▸ **READING PASSAGE**:
● ● ●
Now imagine that there might be more depth to social sciences as well? Do you think we have it all figured out? Is Economics solved as well?

timr 15 hours ago | parent [-]

> Now imagine that there might be more depth to social sciences as well?

I didn't malign all social sciences.

> Do you think we have it all figured out?

No.

nixon_why69 15 hours ago | parent [-]

Ok so its just specifically the stuff at the intersection of race and poverty that bothers you? I'm not sure where this is going.

I mean, yes, there's some shoddy ideology-as-science at various universities but those people all still have jobs. That's not what got cut by DOGE, apparently.

timr 15 hours ago | parent [-]

> Ok so its just specifically the stuff at the intersection of race and poverty that bothers you? I'm not sure where this is going.

No, it's bad science that bothers me, and this particular article prominently mentioned this example of bad science in like, the third paragraph. I quoted this at the top of the thread.

But I appreciate the subtle insinuation!

nixon_why69 14 hours ago | parent [-]

From TFA (more like 10th graf after a lot on the NASA project):

> research into the social determinants of health—structural racism in home-loan practices meant that nonwhite people got iced out of home ownership and generational wealth, which forced them to live in neighborhoods closer to toxic sites such as factories and highways, without sidewalks and amenities. “It’s a challenging field to quantify, but we’re getting to a place in science where we can start asking these questions,”

That sounds like science to me, they're trying to quantify health outcomes relative to community environment. Later research can use the figures, just like with your black hole observations.
● ● ●
▸ **WORK REQUEST A**:
In the comment thread, what did structural racism in home-loan practices keep nonwhite people out of?
▸ **WORK REQUEST B**:
Reproduce the part of the comment thread that opens with the words containing "I didn't malign" and closes with "by DOGE, apparently.".
▸ **WORK REQUEST C**:
Continue the comment thread from its last sentence.
The data after this point are separate from the comment thread.

▸ **EXCERPTED DATA**:
● ● ●
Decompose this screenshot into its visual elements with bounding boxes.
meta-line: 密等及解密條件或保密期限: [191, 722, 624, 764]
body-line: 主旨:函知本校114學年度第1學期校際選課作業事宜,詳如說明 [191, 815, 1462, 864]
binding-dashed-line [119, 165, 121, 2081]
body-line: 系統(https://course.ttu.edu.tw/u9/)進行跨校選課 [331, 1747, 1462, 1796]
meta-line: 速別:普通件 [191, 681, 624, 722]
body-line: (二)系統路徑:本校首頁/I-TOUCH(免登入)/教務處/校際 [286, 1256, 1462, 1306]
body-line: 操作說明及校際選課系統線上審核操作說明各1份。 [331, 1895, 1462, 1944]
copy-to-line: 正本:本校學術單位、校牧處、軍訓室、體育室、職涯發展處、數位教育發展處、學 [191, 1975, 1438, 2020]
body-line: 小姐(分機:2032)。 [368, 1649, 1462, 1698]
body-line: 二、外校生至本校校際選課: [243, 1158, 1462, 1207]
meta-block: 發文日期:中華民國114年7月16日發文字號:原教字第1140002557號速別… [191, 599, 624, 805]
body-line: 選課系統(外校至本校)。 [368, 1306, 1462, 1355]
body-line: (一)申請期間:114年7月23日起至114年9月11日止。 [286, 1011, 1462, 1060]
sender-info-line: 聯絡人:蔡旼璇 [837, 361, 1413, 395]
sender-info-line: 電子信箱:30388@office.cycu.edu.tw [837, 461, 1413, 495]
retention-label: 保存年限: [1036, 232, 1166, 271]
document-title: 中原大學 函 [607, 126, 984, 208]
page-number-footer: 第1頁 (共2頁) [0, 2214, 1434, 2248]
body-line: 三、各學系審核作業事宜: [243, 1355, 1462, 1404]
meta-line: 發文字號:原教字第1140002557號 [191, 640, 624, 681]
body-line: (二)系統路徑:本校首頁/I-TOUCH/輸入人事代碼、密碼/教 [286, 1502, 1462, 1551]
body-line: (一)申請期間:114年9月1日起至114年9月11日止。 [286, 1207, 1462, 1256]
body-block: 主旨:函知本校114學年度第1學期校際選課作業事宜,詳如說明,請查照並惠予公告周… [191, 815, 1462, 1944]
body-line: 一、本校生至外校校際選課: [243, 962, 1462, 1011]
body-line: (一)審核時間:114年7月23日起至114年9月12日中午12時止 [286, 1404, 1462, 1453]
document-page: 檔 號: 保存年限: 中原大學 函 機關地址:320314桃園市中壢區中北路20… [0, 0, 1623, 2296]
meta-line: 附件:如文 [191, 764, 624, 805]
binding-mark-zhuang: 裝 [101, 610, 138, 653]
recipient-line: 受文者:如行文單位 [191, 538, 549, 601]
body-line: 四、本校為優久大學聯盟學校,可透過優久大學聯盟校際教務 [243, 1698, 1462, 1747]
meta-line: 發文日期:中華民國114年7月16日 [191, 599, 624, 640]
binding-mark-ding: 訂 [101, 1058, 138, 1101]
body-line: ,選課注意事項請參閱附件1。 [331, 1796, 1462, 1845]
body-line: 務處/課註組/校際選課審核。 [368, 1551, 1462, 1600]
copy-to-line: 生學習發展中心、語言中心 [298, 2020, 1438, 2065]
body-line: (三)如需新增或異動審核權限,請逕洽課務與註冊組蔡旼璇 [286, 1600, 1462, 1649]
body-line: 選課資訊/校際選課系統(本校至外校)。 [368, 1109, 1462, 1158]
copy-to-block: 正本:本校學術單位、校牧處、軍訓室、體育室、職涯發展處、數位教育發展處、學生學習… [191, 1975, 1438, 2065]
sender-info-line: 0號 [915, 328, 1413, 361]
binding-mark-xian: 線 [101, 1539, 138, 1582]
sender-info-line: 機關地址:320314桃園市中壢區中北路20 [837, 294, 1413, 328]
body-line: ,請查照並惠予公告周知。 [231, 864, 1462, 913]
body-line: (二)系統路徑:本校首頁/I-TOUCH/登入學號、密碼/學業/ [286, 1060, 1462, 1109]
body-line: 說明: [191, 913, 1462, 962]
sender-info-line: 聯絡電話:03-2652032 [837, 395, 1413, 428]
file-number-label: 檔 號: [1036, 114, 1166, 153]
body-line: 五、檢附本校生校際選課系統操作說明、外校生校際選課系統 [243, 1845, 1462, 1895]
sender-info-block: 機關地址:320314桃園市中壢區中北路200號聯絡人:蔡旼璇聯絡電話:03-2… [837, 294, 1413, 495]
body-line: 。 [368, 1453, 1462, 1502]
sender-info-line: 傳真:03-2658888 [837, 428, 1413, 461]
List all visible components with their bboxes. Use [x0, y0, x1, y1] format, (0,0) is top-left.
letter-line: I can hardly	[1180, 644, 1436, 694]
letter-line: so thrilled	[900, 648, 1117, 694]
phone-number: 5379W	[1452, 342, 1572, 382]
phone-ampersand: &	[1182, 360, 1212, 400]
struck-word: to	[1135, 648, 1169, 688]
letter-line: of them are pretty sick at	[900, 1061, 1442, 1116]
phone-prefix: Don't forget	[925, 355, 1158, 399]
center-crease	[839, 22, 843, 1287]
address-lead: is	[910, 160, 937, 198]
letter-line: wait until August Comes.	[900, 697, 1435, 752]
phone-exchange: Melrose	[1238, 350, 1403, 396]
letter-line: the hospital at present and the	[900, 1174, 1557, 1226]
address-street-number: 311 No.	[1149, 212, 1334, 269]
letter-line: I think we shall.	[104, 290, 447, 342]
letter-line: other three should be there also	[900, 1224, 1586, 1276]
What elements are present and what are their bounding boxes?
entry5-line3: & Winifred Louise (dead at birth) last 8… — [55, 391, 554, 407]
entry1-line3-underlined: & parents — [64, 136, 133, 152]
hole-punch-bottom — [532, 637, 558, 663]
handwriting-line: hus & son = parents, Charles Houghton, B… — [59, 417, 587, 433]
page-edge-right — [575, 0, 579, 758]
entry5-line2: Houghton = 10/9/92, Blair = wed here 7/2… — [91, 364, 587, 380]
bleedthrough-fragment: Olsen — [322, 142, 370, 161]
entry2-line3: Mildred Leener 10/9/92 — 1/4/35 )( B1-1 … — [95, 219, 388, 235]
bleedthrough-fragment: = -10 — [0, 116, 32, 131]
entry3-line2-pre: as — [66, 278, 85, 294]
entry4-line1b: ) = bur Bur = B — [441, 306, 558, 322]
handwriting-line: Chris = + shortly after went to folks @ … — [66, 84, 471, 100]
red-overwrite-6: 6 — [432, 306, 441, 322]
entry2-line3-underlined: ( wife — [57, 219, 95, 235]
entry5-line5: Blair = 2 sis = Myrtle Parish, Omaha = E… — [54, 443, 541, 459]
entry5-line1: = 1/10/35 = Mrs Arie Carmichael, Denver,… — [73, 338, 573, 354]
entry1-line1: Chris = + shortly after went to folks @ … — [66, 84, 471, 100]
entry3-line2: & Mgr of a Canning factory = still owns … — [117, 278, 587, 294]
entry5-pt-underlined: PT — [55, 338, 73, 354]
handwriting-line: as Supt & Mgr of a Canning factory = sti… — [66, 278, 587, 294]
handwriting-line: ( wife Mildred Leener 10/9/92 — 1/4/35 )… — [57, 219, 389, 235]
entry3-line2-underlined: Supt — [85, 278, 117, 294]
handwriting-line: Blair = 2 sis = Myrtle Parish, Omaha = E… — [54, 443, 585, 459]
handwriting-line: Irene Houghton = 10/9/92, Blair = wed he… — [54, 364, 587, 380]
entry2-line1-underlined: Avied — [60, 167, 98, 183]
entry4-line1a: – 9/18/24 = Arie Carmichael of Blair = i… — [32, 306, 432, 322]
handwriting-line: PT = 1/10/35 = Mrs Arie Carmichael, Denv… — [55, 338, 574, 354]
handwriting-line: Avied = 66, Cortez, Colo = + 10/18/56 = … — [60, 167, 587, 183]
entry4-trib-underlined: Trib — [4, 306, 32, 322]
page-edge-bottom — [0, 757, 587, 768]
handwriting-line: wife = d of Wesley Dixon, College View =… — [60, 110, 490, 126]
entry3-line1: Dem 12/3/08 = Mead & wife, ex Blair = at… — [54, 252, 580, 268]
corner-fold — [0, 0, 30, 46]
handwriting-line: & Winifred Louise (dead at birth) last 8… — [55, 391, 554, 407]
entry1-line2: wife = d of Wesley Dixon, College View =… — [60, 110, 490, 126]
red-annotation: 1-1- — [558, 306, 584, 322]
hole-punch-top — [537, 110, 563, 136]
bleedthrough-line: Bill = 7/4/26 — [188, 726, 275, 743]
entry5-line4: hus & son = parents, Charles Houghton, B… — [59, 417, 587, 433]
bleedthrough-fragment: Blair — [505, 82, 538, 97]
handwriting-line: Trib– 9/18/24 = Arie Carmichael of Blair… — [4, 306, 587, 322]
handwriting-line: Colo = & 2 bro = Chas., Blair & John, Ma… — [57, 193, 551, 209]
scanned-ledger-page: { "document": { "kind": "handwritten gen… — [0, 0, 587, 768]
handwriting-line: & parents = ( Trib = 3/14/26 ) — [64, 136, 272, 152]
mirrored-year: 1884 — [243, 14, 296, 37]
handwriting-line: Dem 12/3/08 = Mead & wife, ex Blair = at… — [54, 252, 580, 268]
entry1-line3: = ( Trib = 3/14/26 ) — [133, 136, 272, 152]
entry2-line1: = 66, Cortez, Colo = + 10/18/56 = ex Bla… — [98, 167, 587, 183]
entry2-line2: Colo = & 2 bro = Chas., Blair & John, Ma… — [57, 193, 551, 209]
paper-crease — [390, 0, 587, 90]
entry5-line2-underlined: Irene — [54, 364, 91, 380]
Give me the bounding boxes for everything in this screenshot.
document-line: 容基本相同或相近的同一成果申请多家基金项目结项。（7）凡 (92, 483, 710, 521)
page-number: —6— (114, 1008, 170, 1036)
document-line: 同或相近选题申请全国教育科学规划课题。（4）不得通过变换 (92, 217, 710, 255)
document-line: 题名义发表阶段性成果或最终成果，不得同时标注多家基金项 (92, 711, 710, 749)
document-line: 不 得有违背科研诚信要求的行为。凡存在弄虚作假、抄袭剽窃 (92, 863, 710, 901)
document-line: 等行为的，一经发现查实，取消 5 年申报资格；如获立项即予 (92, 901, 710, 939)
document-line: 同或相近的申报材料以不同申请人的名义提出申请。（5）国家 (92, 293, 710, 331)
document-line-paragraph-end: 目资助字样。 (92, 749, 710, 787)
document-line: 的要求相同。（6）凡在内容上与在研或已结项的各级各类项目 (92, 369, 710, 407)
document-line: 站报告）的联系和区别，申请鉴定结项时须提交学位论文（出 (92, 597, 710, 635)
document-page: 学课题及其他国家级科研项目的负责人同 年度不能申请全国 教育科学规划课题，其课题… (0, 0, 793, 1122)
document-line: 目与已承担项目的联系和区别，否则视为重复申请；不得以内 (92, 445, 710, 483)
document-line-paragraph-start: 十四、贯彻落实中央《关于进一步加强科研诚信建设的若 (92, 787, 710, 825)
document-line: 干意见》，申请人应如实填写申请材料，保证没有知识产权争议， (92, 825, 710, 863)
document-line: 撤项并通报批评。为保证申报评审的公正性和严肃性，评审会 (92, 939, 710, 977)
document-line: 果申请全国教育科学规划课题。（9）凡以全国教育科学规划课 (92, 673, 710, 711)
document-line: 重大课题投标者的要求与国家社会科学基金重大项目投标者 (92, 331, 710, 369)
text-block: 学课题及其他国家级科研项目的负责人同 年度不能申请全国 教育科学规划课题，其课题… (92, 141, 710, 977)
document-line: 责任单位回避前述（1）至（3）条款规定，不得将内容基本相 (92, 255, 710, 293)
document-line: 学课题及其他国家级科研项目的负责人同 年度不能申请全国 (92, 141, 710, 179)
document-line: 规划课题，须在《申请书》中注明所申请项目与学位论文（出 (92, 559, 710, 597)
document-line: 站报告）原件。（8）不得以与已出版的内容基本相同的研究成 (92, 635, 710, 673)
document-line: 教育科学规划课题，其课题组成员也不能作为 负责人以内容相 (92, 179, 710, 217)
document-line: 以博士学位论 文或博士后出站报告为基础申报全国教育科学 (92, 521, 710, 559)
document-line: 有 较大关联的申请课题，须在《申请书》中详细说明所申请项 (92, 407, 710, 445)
● ● ●
▸ **REPLY A**:
Home ownership and generational wealth.

▸ **REPLY B**:
I didn't malign all social sciences.

> Do you think we have it all figured out?

No.

nixon_why69 15 hours ago | parent [-]

Ok so its just specifically the stuff at the intersection of race and poverty that bothers you? I'm not sure where this is going.

I mean, yes, there's some shoddy ideology-as-science at various universities but those people all still have jobs. That's not what got cut by DOGE, apparently.

▸ **REPLY C**:
One could say that maybe they should measure low-income communities in general with race as a dimension, but that doesn't make the whole thing "bad science".

timr 14 hours ago | parent [-]

Literally the thing I quoted in the top comment on the thread. Go read that comment.

nixon_why69 14 hours ago | parent [-]

Yeah, but measuring things that are poorly understood (to wit: community environmental factors on health outcomes) is part of the scientific process. Thanks for reminding me that you quoted that, I'm just not understanding the objection from then until now.

Maybe other things are more important? Maybe they're not. Maybe black hole data won't be actionable for 500 years. I don't know, I'm also more interested in space than health so I'm with you if we had to pick one. But I wouldn't call this work "not science".

gazebo2 5 hours ago | parent [-]

>Yeah, but measuring things that are poorly understood (to wit: community environmental factors on health outcomes) is part of the scientific process.

Is this really poorly understood? I think that's (partially) their point. I think we all pretty well understand that income correlates with health and that poorer people will tend to live in less healthy environments.